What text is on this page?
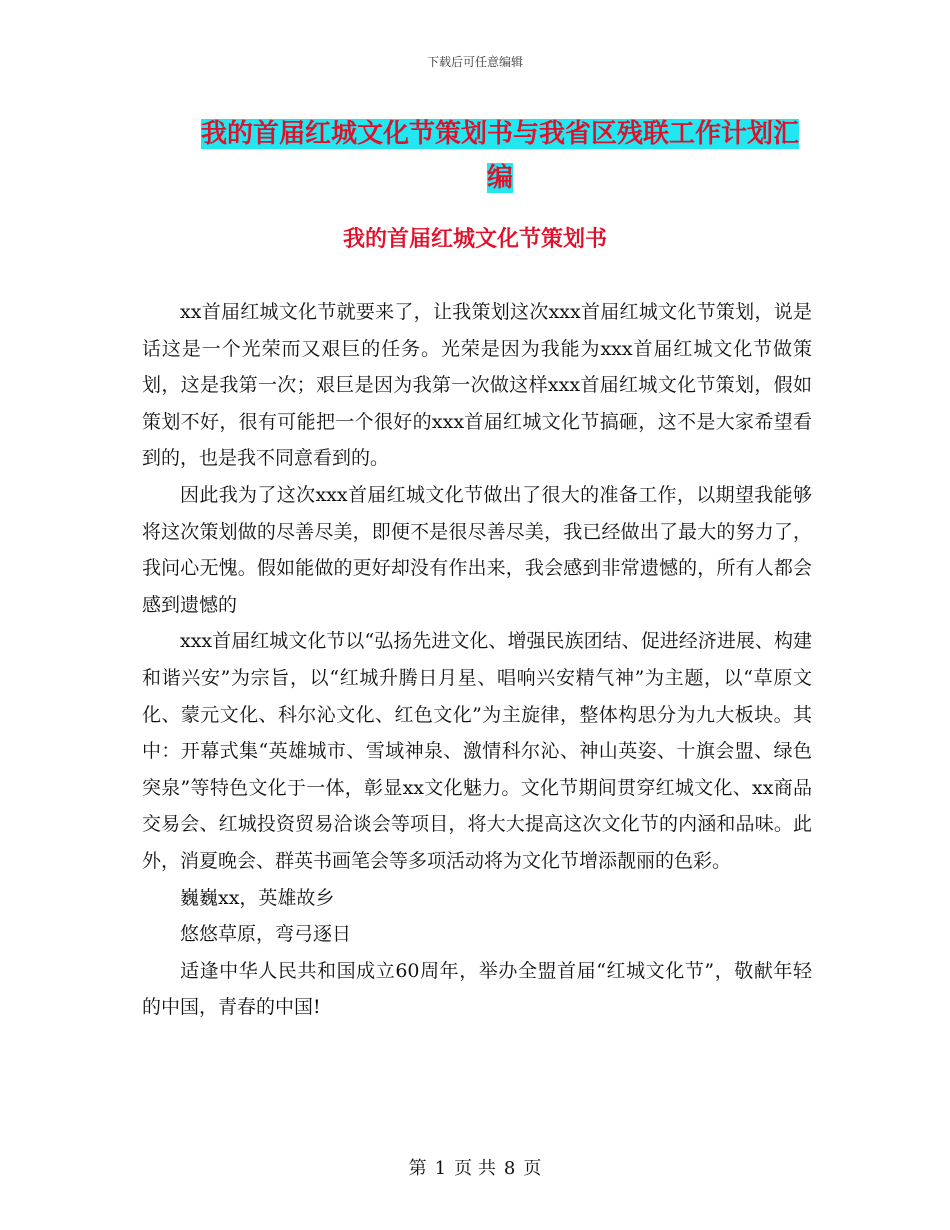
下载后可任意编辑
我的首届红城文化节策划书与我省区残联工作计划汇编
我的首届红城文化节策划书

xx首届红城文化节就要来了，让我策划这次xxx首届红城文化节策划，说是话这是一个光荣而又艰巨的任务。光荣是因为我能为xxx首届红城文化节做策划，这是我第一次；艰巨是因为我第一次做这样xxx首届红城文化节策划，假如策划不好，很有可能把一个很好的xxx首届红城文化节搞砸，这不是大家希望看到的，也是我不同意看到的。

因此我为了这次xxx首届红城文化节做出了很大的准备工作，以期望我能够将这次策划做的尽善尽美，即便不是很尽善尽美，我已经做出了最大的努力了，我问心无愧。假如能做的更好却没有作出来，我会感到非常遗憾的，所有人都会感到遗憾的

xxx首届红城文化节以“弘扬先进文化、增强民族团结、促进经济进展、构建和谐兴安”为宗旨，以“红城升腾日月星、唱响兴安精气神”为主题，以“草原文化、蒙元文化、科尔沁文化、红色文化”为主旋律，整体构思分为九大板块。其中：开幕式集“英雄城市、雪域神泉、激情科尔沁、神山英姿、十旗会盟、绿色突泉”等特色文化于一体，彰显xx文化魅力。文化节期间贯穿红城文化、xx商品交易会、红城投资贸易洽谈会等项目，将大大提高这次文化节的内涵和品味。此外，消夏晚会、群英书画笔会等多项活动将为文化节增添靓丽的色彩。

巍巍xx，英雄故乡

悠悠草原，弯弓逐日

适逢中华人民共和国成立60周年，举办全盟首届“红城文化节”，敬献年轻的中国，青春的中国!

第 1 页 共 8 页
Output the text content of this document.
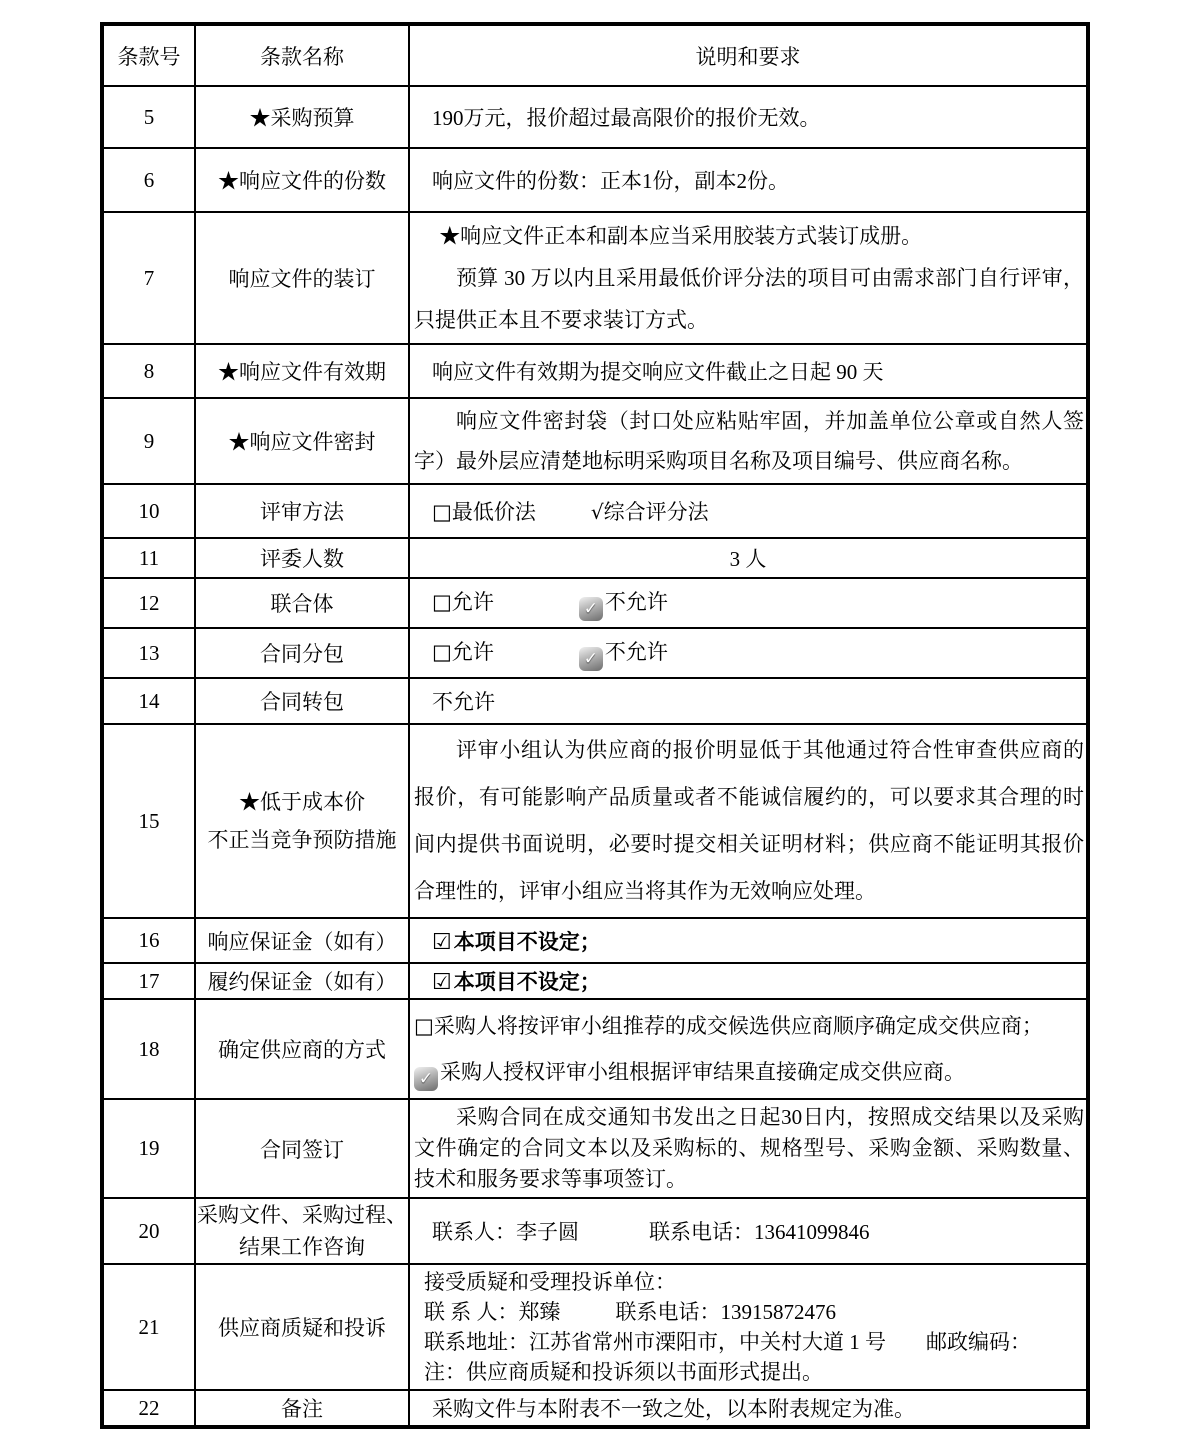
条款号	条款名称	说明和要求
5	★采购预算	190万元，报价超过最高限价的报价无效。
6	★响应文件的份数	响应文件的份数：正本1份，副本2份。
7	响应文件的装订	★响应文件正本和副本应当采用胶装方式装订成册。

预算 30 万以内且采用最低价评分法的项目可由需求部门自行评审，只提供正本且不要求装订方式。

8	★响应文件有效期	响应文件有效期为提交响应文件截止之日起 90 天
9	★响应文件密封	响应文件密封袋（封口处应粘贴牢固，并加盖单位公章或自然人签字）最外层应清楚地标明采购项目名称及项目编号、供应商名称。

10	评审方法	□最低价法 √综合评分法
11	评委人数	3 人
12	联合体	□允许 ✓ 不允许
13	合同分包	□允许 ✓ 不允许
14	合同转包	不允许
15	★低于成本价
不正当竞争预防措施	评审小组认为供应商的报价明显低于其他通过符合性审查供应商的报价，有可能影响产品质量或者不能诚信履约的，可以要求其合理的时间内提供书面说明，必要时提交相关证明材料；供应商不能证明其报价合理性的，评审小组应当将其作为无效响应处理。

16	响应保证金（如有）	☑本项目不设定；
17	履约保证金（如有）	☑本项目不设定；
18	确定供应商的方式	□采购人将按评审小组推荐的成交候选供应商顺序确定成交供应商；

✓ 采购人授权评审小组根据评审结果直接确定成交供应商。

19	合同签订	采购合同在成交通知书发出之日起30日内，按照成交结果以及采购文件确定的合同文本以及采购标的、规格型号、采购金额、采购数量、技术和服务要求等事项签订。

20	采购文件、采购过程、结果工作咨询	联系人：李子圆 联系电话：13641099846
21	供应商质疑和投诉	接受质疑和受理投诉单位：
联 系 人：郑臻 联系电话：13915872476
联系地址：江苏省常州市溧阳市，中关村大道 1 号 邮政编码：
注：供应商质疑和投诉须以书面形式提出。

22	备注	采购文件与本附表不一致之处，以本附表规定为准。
═══
YOUR GOAL: Using the listing above, gather each line that holds the string "text" and copy it.

SOLUTION FOR THIS PROBLEM:
What text is on this page?
Output the text content of this document.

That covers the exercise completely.